SET TASK:
Return a copy of every line in the records that includes the word "name".

MATERIAL TO PROCESS:
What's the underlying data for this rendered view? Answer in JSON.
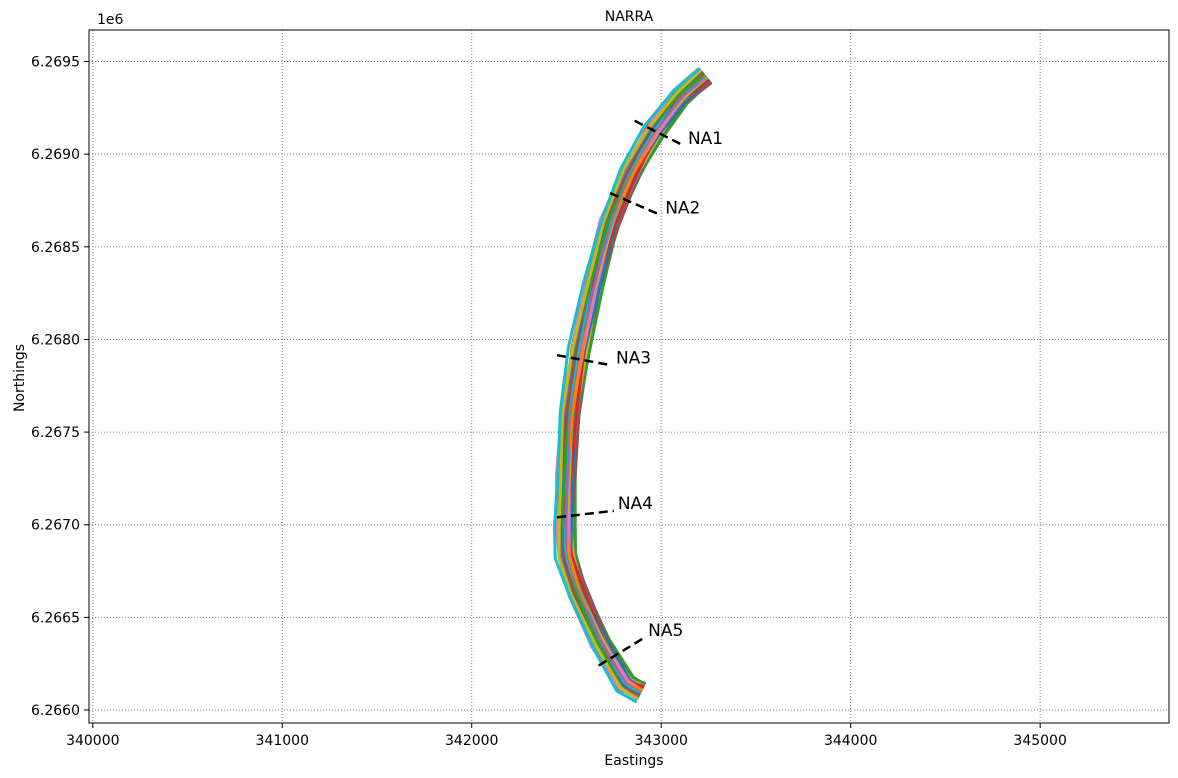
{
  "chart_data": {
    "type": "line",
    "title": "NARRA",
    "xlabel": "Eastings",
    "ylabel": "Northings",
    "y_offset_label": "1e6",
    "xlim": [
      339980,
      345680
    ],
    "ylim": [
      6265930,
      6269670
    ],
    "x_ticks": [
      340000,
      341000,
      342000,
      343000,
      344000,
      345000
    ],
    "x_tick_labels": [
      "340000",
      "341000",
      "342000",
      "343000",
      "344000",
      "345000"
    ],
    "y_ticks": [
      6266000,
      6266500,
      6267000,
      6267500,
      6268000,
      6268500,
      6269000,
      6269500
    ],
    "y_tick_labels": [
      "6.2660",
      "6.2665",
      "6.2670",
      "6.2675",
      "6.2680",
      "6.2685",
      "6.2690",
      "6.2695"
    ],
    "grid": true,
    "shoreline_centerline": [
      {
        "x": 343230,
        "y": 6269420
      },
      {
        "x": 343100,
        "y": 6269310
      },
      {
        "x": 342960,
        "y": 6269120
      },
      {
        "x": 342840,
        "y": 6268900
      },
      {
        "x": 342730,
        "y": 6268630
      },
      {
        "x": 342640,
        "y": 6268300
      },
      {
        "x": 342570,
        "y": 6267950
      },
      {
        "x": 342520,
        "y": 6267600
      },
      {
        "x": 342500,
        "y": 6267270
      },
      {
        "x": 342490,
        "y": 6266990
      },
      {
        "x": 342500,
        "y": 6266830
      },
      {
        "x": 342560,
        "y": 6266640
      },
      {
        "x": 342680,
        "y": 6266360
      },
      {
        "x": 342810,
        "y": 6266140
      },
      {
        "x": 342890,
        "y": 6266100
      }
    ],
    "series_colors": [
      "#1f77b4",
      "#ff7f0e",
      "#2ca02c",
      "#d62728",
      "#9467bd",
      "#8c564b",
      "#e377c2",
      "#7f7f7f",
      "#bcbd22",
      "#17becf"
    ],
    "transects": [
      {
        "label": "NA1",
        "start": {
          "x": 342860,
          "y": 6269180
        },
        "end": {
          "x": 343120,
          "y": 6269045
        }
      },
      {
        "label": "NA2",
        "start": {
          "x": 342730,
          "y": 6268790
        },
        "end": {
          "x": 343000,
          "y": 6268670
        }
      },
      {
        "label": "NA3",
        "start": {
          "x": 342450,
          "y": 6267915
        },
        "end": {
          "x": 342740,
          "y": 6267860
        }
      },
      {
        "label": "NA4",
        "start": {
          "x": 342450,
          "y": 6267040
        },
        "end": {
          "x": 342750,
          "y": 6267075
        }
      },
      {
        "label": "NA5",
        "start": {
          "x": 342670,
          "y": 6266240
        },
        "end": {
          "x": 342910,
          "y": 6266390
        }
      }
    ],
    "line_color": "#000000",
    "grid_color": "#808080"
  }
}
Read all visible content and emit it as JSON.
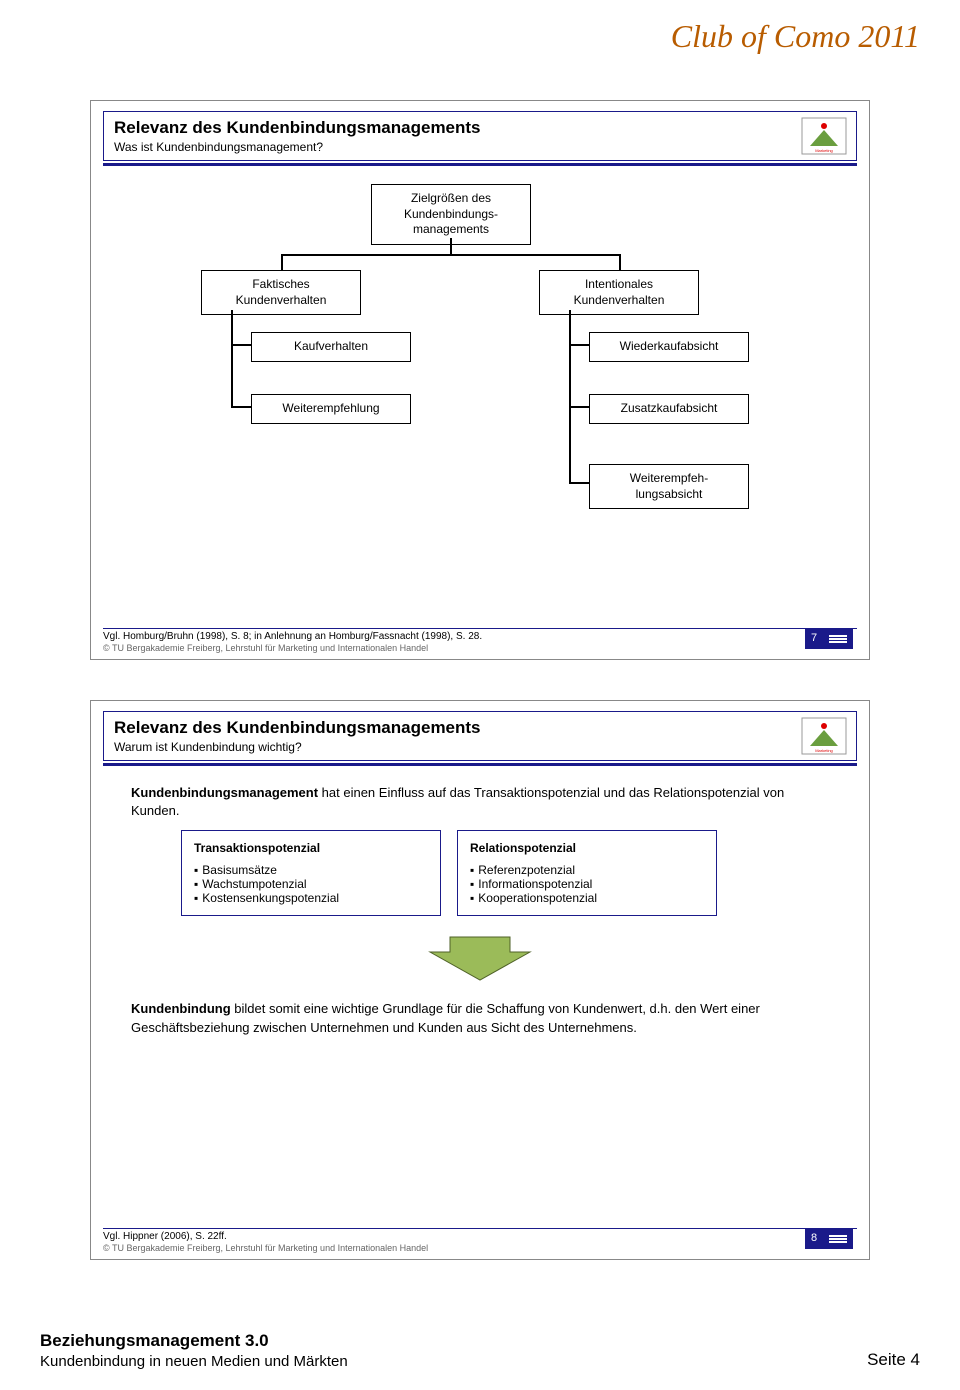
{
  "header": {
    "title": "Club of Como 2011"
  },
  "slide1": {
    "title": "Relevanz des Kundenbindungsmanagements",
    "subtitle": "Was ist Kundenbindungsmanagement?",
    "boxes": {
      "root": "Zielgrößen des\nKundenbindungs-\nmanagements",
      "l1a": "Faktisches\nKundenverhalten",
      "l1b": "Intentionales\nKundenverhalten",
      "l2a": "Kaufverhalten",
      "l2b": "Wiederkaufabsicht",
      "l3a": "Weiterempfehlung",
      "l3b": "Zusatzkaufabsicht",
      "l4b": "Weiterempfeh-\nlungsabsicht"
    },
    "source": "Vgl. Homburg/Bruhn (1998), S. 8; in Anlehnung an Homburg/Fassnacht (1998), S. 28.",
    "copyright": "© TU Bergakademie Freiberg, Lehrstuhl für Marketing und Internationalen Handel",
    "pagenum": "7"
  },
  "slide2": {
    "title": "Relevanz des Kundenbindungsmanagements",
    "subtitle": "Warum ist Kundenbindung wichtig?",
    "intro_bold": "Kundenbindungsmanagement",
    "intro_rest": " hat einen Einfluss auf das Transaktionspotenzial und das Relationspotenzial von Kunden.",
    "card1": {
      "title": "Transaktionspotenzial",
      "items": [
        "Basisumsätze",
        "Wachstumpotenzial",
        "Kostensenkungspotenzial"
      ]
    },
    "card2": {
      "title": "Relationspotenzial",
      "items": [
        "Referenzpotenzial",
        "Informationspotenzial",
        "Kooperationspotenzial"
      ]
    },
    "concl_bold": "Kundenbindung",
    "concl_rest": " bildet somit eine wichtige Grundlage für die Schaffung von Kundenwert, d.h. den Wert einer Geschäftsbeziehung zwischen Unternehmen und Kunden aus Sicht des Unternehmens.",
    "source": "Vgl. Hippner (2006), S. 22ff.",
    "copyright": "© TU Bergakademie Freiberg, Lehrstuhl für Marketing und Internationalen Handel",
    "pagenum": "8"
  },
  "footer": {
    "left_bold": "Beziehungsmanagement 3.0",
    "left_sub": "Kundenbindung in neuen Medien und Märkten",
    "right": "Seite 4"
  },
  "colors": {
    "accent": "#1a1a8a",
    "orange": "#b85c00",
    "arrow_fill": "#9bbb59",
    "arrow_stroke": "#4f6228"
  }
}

---

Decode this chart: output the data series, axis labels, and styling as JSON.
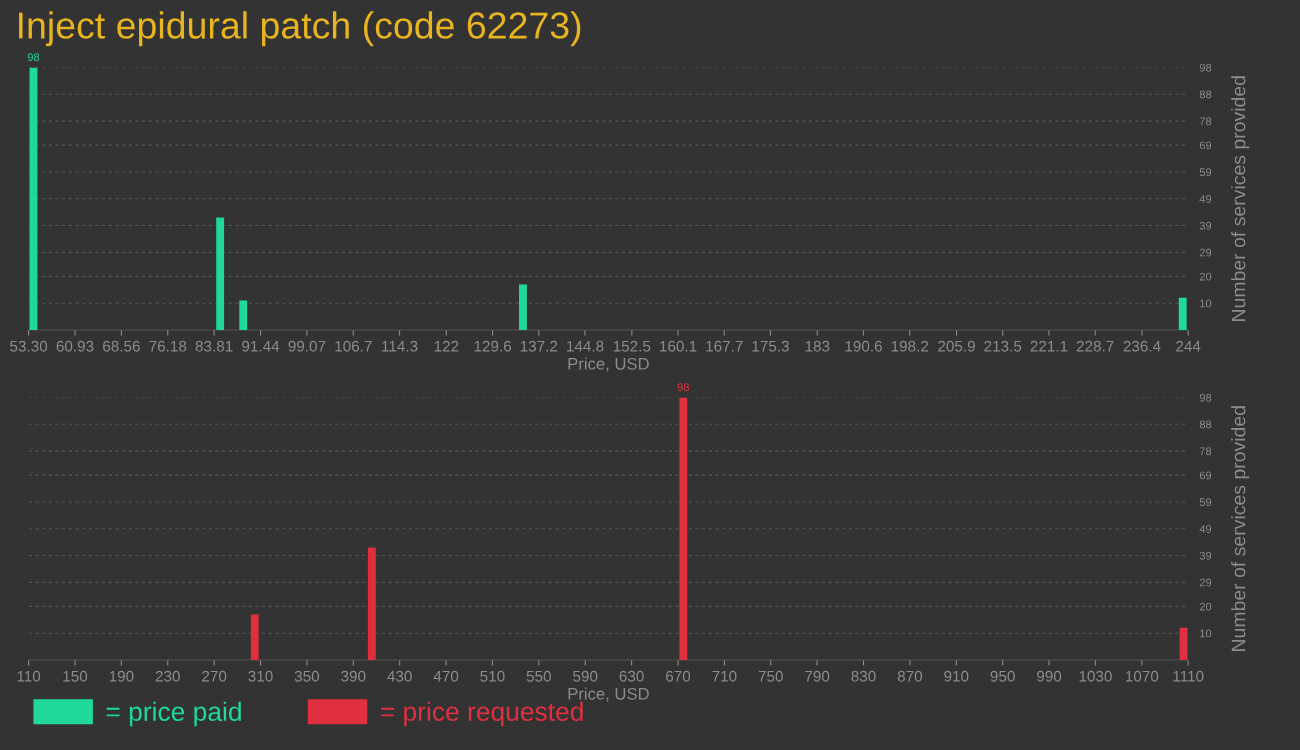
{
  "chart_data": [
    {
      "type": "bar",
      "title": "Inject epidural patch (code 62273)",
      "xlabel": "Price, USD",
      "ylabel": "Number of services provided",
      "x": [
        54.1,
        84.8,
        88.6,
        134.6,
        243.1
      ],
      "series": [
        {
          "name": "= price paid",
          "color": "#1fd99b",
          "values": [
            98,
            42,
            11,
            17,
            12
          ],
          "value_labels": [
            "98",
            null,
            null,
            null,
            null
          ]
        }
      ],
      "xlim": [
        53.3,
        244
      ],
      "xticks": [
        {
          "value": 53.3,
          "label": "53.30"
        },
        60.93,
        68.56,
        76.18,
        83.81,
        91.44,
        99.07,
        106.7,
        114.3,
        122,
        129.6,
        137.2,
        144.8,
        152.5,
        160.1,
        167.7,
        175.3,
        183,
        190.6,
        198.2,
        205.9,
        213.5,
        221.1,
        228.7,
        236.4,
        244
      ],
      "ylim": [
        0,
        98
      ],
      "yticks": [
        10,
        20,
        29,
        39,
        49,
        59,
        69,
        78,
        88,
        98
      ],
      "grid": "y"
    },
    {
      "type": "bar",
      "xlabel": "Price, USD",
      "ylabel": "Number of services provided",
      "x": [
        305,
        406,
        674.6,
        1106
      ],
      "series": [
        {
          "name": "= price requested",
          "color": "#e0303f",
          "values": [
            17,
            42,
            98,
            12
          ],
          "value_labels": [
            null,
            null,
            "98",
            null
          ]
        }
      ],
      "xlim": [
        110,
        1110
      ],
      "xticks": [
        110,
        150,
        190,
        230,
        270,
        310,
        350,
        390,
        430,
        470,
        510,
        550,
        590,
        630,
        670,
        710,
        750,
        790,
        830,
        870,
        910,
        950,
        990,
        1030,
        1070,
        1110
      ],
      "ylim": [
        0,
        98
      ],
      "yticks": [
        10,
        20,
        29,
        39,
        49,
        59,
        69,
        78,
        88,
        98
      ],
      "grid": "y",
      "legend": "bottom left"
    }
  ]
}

==

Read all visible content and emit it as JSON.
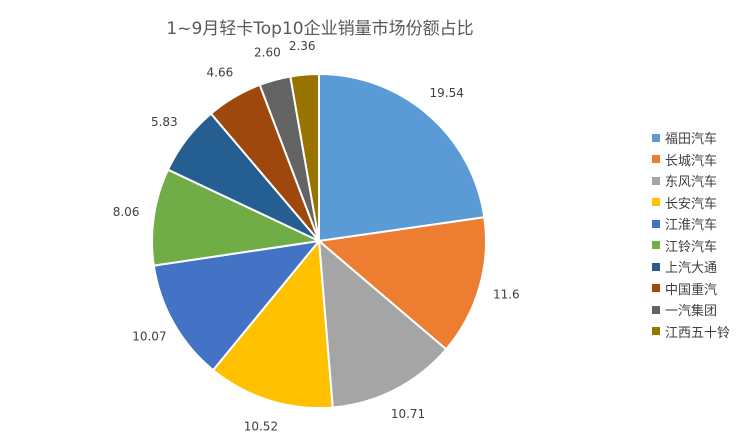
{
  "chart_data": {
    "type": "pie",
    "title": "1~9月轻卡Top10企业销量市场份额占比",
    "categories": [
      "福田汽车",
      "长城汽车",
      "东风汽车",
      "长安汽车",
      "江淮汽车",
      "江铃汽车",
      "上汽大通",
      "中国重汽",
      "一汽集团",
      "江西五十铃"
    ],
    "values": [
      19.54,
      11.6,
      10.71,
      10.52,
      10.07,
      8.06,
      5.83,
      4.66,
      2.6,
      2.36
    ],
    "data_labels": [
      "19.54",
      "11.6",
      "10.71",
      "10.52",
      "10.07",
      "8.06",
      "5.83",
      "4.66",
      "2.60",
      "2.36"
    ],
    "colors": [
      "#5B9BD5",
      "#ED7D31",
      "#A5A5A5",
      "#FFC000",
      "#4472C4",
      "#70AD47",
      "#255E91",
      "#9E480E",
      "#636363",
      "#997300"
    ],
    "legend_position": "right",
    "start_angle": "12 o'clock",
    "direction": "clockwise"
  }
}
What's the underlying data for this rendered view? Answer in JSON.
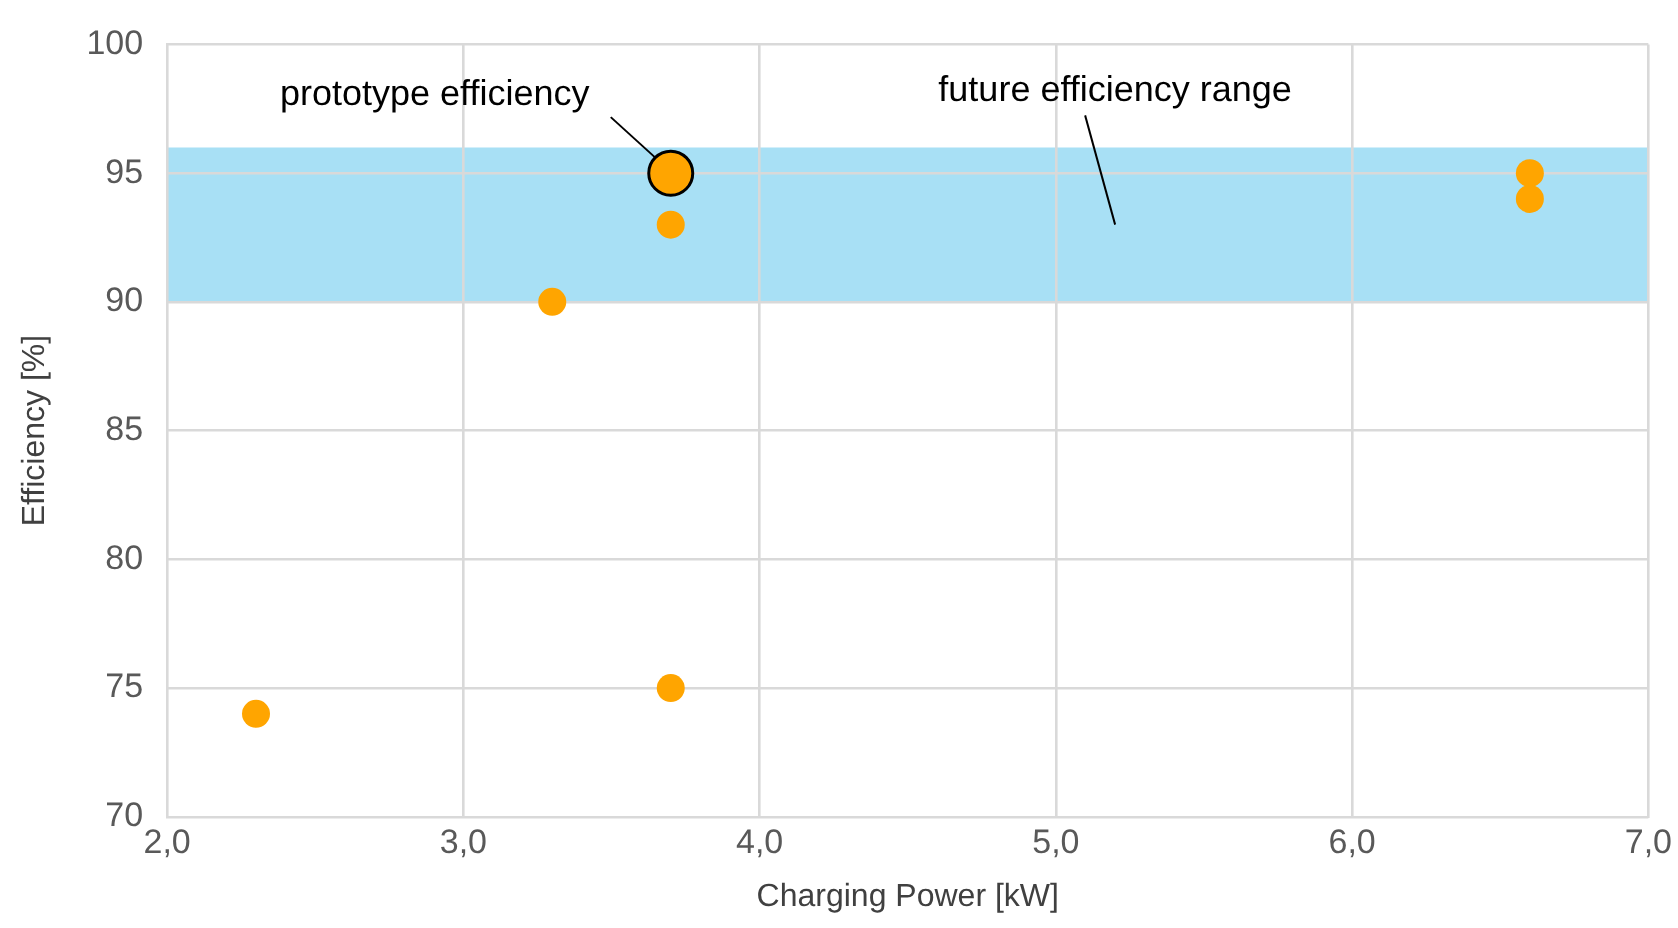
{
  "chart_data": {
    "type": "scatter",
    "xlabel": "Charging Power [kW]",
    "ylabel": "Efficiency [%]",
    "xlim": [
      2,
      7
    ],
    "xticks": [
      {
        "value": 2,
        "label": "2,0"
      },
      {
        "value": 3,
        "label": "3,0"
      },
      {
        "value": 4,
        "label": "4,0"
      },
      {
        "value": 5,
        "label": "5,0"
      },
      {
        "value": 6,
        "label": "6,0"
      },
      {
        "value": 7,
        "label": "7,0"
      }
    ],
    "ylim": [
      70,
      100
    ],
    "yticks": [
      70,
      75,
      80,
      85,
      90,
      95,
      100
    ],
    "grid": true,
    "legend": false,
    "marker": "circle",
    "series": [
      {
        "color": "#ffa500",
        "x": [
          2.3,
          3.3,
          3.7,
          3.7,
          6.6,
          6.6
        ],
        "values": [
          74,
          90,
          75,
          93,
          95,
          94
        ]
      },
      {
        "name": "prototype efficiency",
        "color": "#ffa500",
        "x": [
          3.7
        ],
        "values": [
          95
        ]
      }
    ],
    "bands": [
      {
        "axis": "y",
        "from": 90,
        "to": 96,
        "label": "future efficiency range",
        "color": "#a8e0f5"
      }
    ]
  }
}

COMPLETE ANSWER:
          "name": "= price paid",
          "name": "= price requested",
        "name": "prototype efficiency",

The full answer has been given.